[Transcribed document page entries]
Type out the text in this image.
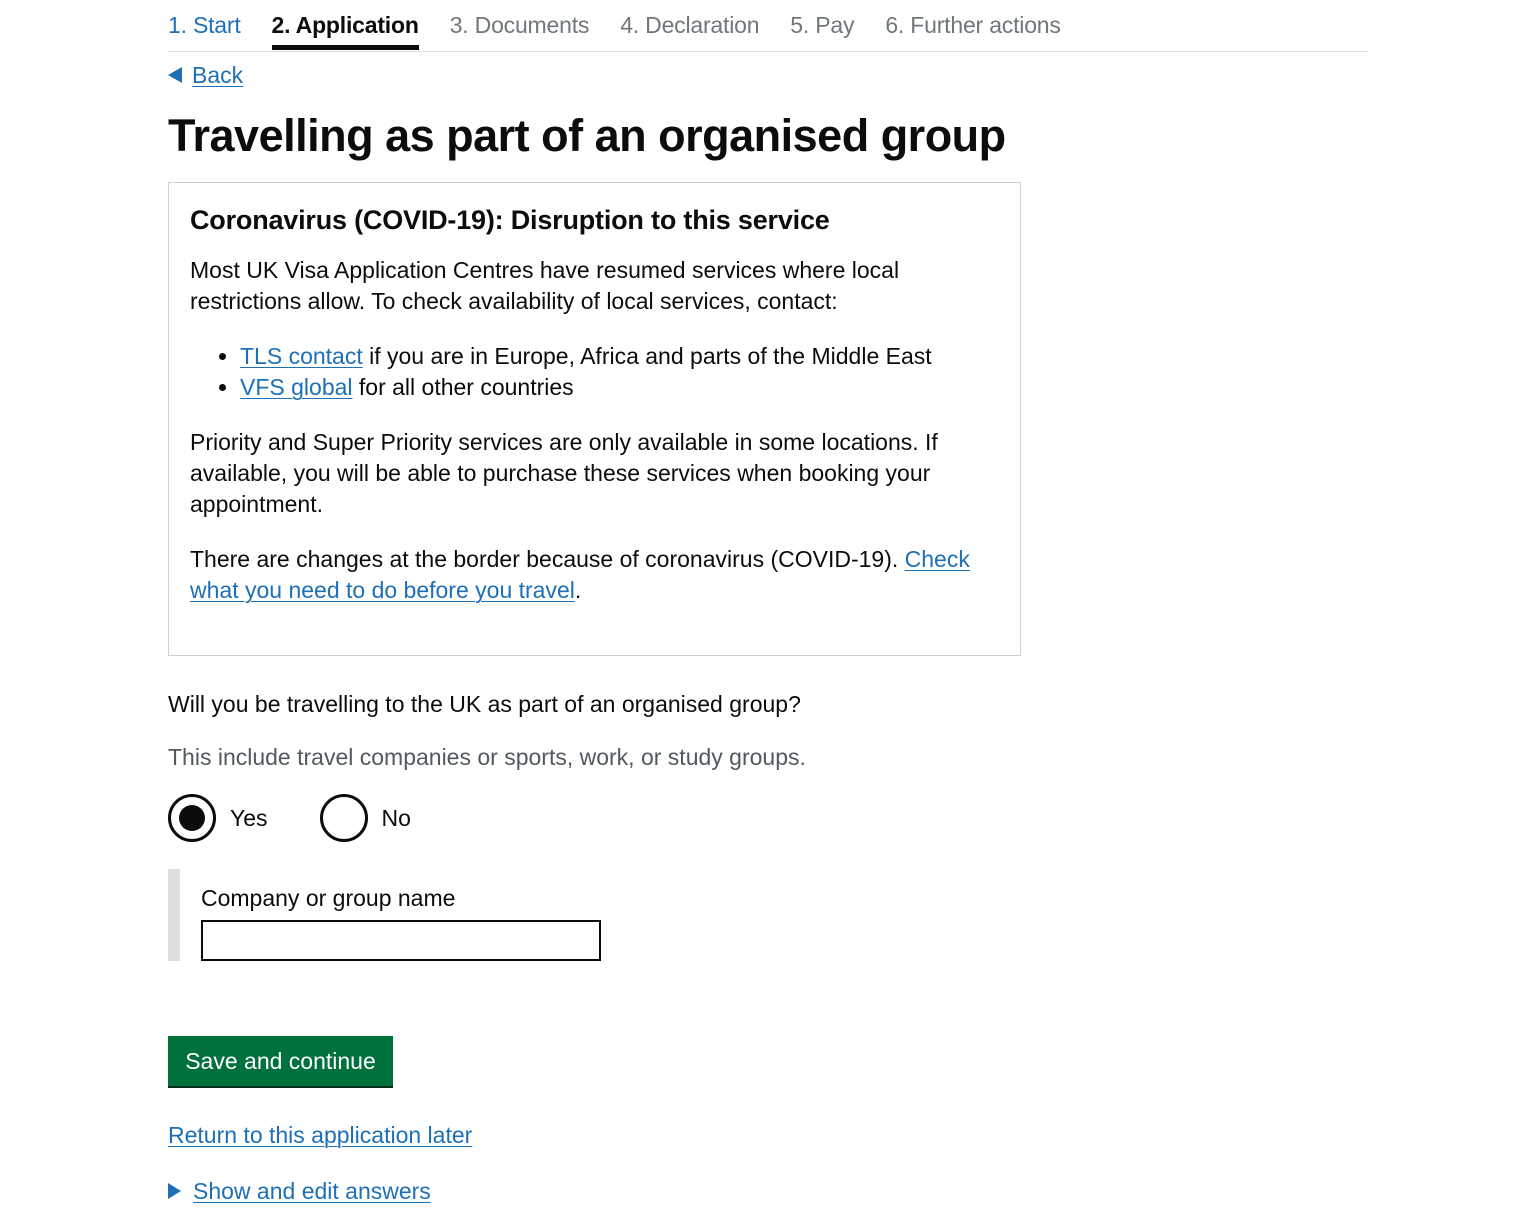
1. Start 2. Application 3. Documents 4. Declaration 5. Pay 6. Further actions
Back
Travelling as part of an organised group
Coronavirus (COVID-19): Disruption to this service

Most UK Visa Application Centres have resumed services where local restrictions allow. To check availability of local services, contact:

• TLS contact if you are in Europe, Africa and parts of the Middle East
• VFS global for all other countries

Priority and Super Priority services are only available in some locations. If available, you will be able to purchase these services when booking your appointment.

There are changes at the border because of coronavirus (COVID-19). Check what you need to do before you travel.

Will you be travelling to the UK as part of an organised group?

This include travel companies or sports, work, or study groups.

Yes	No
Company or group name
Save and continue
Return to this application later
Show and edit answers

- **Exercise goal**: What you return must match the records above exactly, minus any images.

- **Reply to the exercise**:
Type out the text in this image.
1. Start 2. Application 3. Documents 4. Declaration 5. Pay 6. Further actions
Back
Travelling as part of an organised group
Coronavirus (COVID-19): Disruption to this service

Most UK Visa Application Centres have resumed services where local restrictions allow. To check availability of local services, contact:

• TLS contact if you are in Europe, Africa and parts of the Middle East
• VFS global for all other countries

Priority and Super Priority services are only available in some locations. If available, you will be able to purchase these services when booking your appointment.

There are changes at the border because of coronavirus (COVID-19). Check what you need to do before you travel.

Will you be travelling to the UK as part of an organised group?

This include travel companies or sports, work, or study groups.

Yes	No
Company or group name
Save and continue
Return to this application later
Show and edit answers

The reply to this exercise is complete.